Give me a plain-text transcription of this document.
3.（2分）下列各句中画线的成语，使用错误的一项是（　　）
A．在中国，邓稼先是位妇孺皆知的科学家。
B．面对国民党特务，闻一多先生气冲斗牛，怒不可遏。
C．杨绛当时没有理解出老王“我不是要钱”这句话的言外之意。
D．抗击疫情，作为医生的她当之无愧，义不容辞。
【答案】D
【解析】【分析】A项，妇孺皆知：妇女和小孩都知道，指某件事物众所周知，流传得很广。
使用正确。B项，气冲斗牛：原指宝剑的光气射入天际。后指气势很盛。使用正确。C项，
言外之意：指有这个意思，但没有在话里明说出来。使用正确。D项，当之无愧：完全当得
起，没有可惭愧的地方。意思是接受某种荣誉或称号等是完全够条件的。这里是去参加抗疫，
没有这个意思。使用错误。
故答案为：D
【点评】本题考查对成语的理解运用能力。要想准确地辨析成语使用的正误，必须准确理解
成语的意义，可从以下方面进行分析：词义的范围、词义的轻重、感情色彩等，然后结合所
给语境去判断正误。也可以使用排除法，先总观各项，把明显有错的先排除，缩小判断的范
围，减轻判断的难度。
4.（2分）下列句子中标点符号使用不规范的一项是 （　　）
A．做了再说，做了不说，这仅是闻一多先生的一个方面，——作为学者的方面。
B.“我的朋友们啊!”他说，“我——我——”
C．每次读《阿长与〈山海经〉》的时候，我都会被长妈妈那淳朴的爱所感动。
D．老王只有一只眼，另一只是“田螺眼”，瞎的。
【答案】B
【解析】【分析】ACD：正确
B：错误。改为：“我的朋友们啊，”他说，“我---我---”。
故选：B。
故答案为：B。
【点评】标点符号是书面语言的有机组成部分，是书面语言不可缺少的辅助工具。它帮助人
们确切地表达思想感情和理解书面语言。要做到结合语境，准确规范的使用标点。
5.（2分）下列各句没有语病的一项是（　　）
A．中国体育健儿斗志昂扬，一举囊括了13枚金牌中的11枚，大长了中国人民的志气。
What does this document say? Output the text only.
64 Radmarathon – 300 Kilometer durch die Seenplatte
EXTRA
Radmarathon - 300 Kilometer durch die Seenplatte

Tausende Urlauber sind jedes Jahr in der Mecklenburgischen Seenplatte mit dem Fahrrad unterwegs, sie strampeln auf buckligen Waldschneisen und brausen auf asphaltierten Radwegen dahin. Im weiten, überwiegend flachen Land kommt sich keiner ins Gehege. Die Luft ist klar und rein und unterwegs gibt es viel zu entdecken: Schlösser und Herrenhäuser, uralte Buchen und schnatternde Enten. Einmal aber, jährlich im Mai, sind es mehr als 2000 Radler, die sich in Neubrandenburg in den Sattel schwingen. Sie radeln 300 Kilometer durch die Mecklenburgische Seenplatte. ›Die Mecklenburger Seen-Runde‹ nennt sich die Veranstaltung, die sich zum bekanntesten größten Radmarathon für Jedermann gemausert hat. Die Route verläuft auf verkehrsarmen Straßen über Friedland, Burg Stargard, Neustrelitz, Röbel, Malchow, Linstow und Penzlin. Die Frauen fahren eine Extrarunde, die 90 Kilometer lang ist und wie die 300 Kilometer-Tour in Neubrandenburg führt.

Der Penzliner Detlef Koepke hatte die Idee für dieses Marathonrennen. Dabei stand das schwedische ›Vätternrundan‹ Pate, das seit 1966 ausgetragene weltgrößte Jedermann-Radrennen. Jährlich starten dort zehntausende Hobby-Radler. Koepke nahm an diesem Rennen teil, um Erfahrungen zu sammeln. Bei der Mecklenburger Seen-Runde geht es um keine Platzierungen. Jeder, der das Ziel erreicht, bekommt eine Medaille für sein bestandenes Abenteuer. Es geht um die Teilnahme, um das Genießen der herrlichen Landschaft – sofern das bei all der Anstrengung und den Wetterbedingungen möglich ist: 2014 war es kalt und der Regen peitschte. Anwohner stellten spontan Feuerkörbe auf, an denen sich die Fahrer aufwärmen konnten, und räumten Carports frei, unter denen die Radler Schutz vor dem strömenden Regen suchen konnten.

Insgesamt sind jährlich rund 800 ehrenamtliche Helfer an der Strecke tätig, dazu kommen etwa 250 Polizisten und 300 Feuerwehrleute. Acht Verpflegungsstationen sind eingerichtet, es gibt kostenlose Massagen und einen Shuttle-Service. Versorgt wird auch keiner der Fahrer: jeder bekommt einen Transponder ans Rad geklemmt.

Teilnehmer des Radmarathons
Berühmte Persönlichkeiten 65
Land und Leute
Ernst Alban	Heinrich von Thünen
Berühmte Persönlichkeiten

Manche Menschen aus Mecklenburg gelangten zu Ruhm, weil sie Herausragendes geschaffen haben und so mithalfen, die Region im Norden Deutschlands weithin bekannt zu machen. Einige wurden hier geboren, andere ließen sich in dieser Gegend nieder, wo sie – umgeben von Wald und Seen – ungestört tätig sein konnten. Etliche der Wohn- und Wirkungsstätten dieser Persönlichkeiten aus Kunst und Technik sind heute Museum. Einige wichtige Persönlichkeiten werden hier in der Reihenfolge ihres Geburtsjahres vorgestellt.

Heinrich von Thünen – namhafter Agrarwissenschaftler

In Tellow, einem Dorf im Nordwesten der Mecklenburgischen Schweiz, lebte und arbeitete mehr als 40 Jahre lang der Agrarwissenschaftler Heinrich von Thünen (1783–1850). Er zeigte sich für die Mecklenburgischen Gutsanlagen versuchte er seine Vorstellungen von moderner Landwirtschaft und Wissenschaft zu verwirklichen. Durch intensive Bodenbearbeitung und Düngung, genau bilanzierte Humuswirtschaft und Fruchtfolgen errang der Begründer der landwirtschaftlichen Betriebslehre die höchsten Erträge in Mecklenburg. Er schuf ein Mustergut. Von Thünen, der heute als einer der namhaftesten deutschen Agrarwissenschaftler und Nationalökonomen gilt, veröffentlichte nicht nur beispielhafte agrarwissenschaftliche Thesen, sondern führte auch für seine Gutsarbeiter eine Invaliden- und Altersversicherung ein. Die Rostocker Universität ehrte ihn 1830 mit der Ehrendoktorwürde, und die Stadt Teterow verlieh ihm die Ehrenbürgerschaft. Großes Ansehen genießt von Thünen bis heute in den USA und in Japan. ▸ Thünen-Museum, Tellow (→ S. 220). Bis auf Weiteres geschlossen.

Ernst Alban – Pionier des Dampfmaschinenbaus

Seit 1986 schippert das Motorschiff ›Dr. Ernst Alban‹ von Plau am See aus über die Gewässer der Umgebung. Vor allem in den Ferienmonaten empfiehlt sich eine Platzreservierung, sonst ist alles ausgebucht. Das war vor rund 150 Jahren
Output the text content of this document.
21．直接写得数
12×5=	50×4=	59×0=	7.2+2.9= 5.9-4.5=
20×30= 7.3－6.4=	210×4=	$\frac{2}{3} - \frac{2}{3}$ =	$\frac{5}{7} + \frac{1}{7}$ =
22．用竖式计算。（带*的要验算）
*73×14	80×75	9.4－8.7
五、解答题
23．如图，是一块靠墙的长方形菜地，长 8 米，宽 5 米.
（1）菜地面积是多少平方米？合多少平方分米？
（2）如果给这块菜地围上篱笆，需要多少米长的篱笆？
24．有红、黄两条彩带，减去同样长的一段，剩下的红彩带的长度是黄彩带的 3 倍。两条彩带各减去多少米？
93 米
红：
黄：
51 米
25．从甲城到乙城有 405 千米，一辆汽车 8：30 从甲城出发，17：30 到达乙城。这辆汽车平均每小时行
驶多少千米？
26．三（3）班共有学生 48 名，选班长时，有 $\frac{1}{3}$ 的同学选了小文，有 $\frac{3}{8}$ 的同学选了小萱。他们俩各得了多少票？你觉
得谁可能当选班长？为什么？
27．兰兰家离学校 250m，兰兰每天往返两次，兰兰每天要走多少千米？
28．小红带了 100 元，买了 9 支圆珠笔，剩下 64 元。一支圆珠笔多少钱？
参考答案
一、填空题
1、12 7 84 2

------------------------------

Pick out, from the lines above, every one that contains the string "使用正确".

使用正确。B项，气冲斗牛：原指宝剑的光气射入天际。后指气势很盛。使用正确。C项，
言外之意：指有这个意思，但没有在话里明说出来。使用正确。D项，当之无愧：完全当得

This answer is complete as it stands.